▶ **Assigned task**
Please print, word for word, the part of the sarcoma conference news release that opens with the words containing "About 750 physicians" and closes with "an orthopedic surgeon.".

▶ **Selected text**
Content starts
This particular year, this particular meeting, we’re moving away from the individual physician being in charge of everything to more networks with a more collegial approach in determining better treatment. It’s medicine growing up, isn’t it?
Mill Valley, Calif. (PRWEB) November 30, 2012
The nonprofit Sarcoma Alliance was well-represented this month at the world's largest conference on the rare cancer of connective tissue.
In addition to its executive director, four board members paid their way to the annual meeting of the Connective Tissue Oncology Society in Prague, said board member Suzie Siegel of Tampa, a leiomyosarcoma survivor.
About 750 physicians and scientists attended, the most ever, said CTOS President Jay Wunder, surgeon-in-chief at the University of Toronto. The number doesn't include spouses and other guests who didn't attend the sessions.
“We’re seeing lots of new animal studies, new markers. It’s all getting us closer to new treatments," said Wunder, an orthopedic surgeon.
"What we need is more clinical trials to test them,” said medical oncologist Scott Schuetze, director of the Connective Tissue Oncology Program and medical director of the Clinical Trials Office at the University of Michigan Comprehensive Cancer Center in Ann Arbor. Michigan hosts the Sarcoma Alliance for Research through Collaboration, which helps doctors in different institutions cooperate on clinical trials.
“A bunch of us sat together and said, ‘It’s not about us. We need a collaboration on neutral ground,'" said SARC co-founder George Demetri, a medical oncologist who directs the Center for Sarcoma and Bone Oncology at the Dana-Farber Cancer Institute in Boston.
Michael Leahy, a consultant medical oncologist for the Greater Manchester and Oswestry Sarcoma Service at The Christie in England, said he sees more cooperation and less deference to “key opinion leaders.”
"This particular year, this particular meeting, we’re moving away from the individual physician being in charge of everything to more networks with a more collegial approach in determining better treatment," he said. "It’s medicine growing up, isn’t it?”
Despite the cooperation, one difference seems clear: On average, U.S. doctors give more chemotherapy to sarcoma patients than do their European colleagues, and those in northern Europe give more than those in southern Europe, said Jean-Yves Blay, head of the Medical Oncology Department at the Centre Leon Berard in Lyon, France. He also is the director of Conticanet, a network funded by the European Union and dedicated to new treatment approaches in sarcomas.
Content ends
▶ **Given information**
Content starts
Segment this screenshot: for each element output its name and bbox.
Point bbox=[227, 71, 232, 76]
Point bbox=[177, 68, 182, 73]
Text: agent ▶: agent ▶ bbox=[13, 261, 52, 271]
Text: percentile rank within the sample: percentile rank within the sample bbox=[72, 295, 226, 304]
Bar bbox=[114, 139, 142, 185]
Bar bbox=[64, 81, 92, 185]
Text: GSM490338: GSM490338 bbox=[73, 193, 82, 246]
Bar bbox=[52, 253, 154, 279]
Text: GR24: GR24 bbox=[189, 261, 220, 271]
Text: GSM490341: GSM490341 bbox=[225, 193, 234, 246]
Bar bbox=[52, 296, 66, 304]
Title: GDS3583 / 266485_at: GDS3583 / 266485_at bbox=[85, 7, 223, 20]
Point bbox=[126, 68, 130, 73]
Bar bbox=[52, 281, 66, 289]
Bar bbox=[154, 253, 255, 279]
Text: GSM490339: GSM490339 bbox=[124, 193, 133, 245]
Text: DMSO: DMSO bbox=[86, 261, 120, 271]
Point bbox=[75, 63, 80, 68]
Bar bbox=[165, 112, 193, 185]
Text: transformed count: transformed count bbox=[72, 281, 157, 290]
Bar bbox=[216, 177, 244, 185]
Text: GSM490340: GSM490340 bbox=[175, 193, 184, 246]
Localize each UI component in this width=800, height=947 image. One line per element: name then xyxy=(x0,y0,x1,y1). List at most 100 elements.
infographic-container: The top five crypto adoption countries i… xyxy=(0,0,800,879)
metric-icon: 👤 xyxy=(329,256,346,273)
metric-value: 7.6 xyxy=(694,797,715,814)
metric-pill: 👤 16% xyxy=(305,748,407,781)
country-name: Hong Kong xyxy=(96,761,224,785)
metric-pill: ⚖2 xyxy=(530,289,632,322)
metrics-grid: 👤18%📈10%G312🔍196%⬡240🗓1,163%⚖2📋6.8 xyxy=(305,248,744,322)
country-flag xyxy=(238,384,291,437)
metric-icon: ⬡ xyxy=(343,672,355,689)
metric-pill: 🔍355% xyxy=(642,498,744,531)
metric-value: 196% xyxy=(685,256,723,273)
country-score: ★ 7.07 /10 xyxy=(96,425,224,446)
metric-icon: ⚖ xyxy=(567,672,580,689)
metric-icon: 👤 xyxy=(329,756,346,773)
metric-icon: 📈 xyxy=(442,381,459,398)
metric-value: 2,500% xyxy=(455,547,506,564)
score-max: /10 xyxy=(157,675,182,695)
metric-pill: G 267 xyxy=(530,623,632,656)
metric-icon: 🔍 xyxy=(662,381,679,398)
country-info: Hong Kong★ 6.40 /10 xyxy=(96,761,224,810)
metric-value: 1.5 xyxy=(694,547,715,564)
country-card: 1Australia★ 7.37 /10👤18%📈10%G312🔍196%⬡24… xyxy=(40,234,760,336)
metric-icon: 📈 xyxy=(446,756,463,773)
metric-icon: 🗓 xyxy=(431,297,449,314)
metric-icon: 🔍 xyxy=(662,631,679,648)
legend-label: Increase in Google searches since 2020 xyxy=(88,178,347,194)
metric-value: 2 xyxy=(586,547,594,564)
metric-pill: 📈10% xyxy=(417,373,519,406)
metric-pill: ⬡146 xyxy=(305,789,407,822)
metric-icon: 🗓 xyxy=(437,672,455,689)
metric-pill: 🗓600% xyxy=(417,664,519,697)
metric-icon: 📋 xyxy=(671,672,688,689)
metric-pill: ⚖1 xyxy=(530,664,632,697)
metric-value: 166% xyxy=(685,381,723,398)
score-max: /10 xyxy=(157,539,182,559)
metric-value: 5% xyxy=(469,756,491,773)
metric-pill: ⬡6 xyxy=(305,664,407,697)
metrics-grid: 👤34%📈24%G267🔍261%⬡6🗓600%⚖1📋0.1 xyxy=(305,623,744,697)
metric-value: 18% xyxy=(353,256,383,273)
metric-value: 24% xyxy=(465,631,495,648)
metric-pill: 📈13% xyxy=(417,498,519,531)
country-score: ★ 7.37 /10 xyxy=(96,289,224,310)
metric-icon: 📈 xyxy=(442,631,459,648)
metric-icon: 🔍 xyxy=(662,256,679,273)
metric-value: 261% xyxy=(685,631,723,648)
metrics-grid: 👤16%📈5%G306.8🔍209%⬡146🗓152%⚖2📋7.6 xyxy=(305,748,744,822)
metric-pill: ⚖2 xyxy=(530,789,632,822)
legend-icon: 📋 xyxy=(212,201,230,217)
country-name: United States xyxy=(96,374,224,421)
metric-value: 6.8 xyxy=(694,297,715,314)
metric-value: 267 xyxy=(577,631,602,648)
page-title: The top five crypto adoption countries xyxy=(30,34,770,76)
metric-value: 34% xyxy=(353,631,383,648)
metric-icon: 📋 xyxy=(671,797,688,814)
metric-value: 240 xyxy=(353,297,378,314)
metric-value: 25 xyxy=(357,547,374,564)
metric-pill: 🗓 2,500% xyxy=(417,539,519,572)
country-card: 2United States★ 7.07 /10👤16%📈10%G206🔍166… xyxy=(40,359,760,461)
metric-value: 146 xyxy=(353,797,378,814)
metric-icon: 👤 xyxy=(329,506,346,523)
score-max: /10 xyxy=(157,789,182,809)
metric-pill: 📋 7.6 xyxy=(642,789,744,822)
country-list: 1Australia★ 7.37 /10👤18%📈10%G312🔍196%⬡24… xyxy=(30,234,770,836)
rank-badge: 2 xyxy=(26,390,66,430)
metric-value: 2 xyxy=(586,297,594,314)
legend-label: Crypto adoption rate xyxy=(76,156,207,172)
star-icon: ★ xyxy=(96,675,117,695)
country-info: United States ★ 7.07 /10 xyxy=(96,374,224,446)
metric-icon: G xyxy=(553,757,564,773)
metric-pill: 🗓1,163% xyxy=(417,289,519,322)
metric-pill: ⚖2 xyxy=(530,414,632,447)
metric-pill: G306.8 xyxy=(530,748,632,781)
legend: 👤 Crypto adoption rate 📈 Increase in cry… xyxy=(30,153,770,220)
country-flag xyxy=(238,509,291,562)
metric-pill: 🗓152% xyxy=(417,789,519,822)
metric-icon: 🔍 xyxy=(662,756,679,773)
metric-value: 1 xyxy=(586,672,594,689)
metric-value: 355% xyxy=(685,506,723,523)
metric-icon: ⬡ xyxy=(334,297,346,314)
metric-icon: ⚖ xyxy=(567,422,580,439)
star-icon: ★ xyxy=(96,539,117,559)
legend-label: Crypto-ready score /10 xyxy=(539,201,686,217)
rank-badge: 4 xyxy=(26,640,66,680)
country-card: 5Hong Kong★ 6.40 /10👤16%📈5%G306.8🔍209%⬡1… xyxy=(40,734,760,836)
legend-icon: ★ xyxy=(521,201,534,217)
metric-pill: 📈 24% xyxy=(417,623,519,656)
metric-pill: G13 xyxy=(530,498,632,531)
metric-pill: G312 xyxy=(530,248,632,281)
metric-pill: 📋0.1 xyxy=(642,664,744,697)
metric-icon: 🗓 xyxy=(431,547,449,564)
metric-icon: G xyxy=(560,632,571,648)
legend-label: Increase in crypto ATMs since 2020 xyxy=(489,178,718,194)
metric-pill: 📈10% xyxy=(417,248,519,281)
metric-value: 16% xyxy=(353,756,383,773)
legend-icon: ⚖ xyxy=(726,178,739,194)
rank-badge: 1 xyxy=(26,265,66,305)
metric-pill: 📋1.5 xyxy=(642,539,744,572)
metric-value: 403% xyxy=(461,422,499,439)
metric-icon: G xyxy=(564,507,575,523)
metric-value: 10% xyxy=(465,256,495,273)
Content ends
▶ **Reply**
About 750 physicians and scientists attended, the most ever, said CTOS President Jay Wunder, surgeon-in-chief at the University of Toronto. The number doesn't include spouses and other guests who didn't attend the sessions.
“We’re seeing lots of new animal studies, new markers. It’s all getting us closer to new treatments," said Wunder, an orthopedic surgeon.